-- start --
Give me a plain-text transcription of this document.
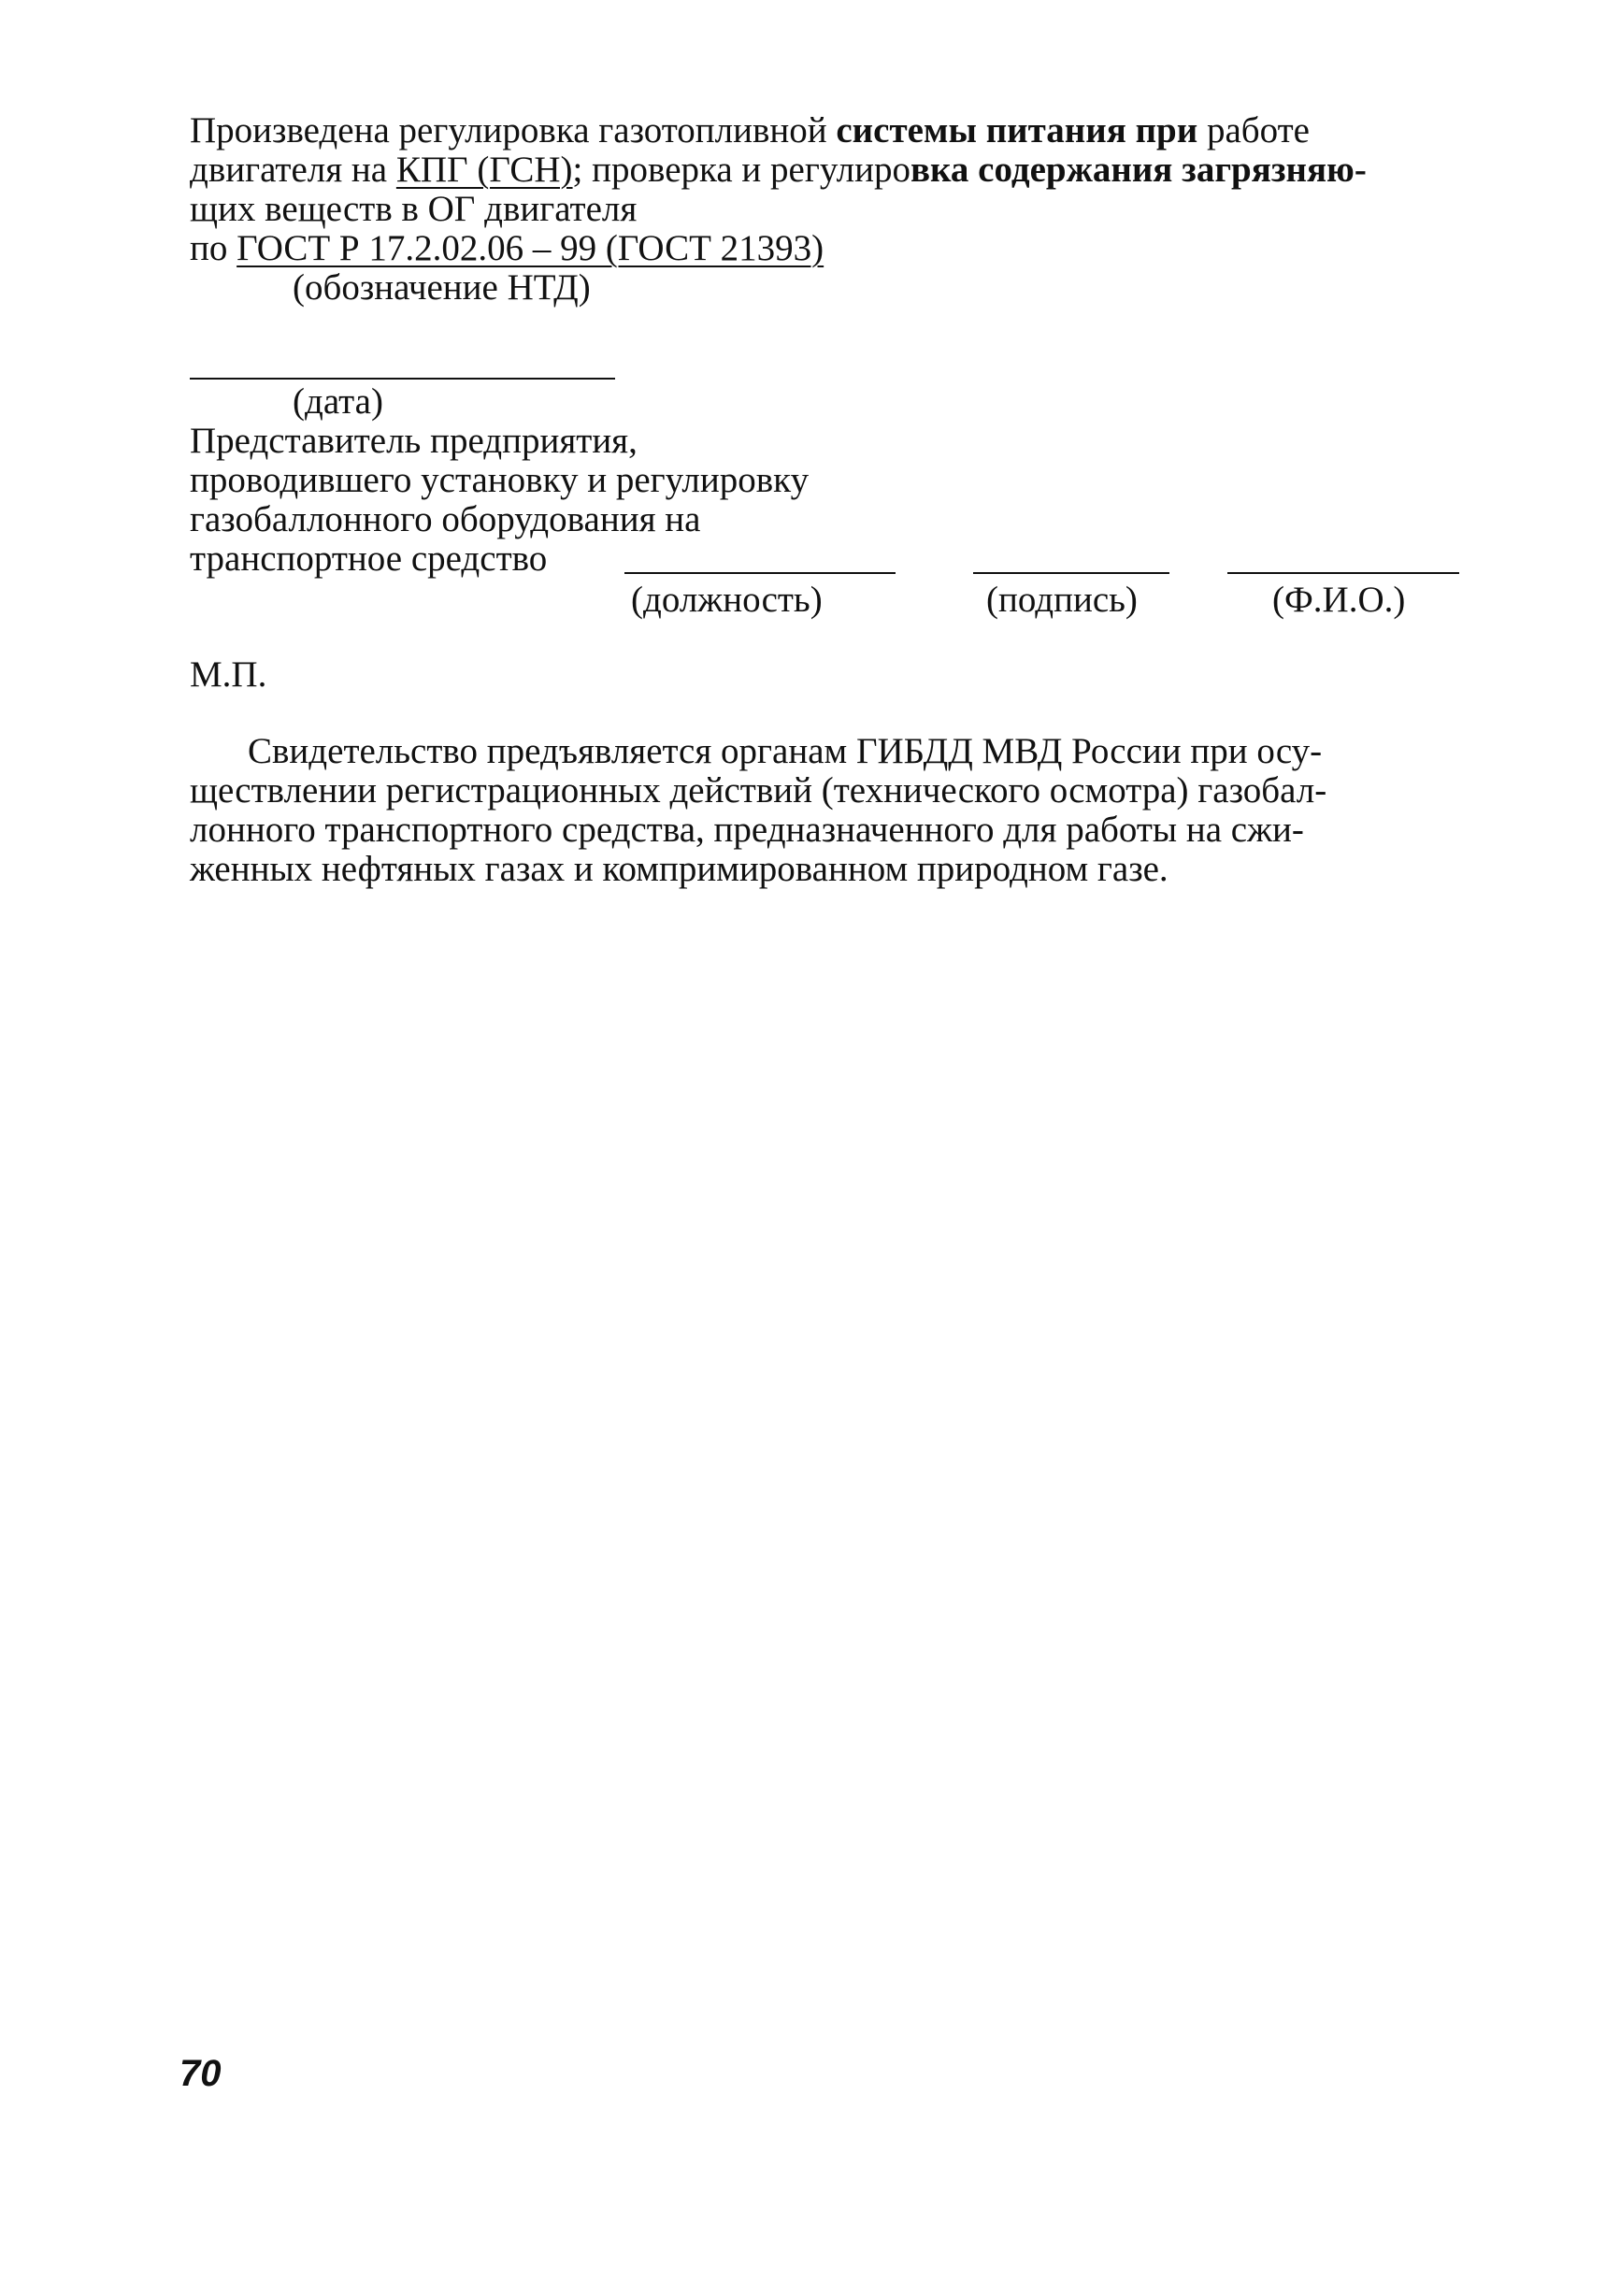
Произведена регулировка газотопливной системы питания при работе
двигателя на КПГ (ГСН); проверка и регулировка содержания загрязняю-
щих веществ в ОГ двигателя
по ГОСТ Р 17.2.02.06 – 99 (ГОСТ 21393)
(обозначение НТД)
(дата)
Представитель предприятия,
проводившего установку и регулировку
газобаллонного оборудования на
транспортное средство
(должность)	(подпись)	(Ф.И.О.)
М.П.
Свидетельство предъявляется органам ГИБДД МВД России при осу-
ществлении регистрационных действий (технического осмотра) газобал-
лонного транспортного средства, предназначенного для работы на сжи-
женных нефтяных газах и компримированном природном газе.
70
-- end --
-- start --
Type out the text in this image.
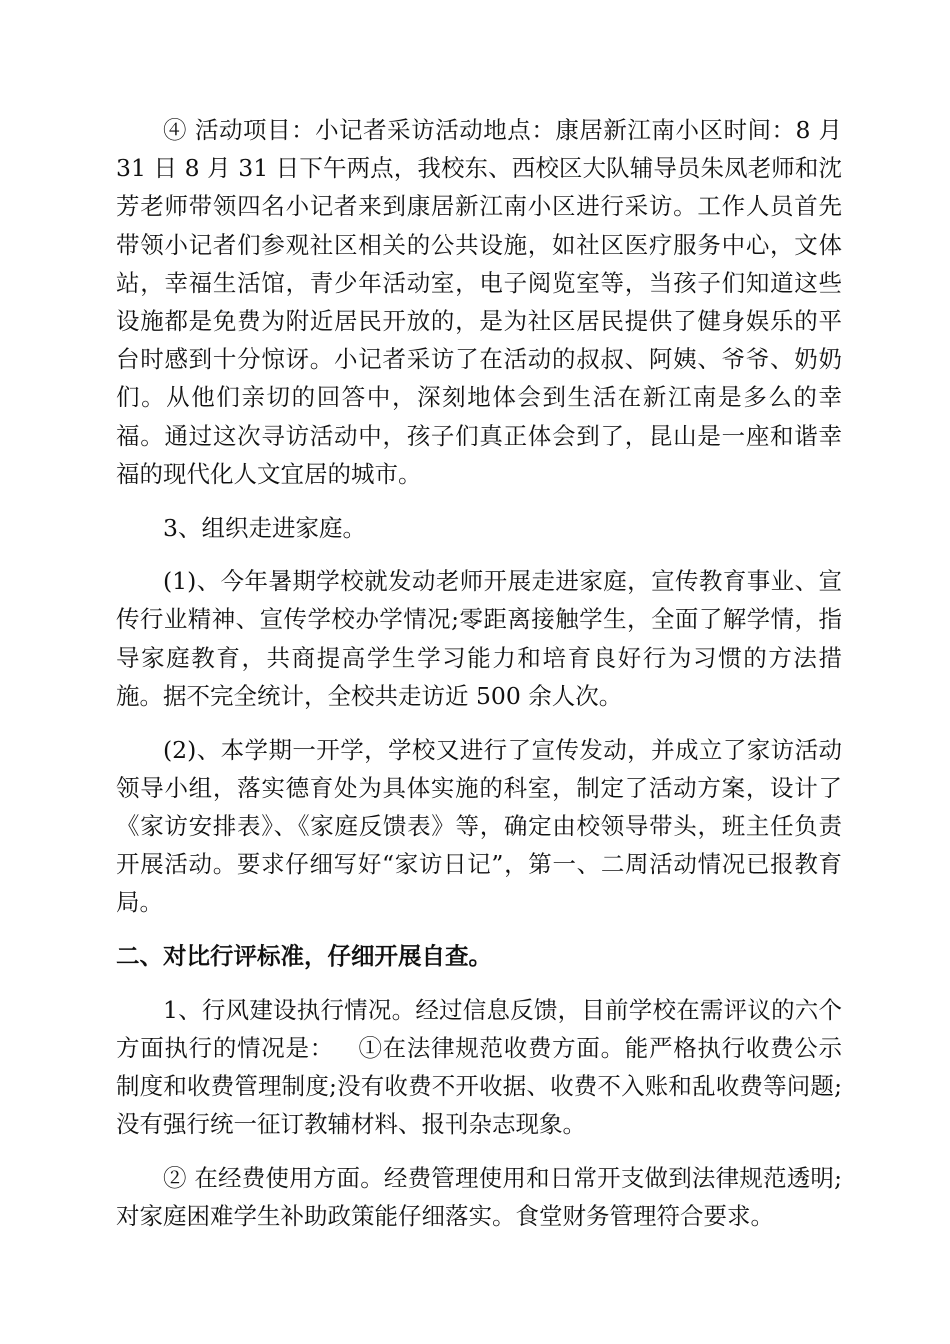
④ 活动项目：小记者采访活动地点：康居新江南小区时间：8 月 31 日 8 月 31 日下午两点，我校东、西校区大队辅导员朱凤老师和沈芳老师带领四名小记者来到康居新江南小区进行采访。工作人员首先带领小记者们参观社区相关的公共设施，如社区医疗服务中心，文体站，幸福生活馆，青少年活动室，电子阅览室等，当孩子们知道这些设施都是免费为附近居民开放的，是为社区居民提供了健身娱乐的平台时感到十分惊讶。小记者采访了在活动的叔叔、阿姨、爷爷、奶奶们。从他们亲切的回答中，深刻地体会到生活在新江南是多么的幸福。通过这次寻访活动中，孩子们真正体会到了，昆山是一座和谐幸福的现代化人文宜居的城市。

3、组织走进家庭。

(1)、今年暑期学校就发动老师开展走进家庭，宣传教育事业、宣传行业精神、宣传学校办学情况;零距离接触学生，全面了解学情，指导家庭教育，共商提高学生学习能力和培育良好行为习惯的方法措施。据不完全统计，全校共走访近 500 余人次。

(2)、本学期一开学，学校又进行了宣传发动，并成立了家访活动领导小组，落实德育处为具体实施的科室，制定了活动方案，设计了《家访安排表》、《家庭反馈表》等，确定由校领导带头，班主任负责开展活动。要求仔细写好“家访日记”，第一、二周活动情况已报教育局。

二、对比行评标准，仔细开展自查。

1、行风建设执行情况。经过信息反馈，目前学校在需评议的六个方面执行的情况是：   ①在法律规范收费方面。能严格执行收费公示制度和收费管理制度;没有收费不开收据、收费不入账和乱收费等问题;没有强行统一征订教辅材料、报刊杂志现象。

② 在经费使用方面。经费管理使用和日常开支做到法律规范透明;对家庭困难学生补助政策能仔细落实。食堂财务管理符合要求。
-- end --
Copy out every line from the records that has the word "регулировка".

* **WRITTEN ANSWER**
Произведена регулировка газотопливной системы питания при работе
двигателя на КПГ (ГСН); проверка и регулировка содержания загрязняю-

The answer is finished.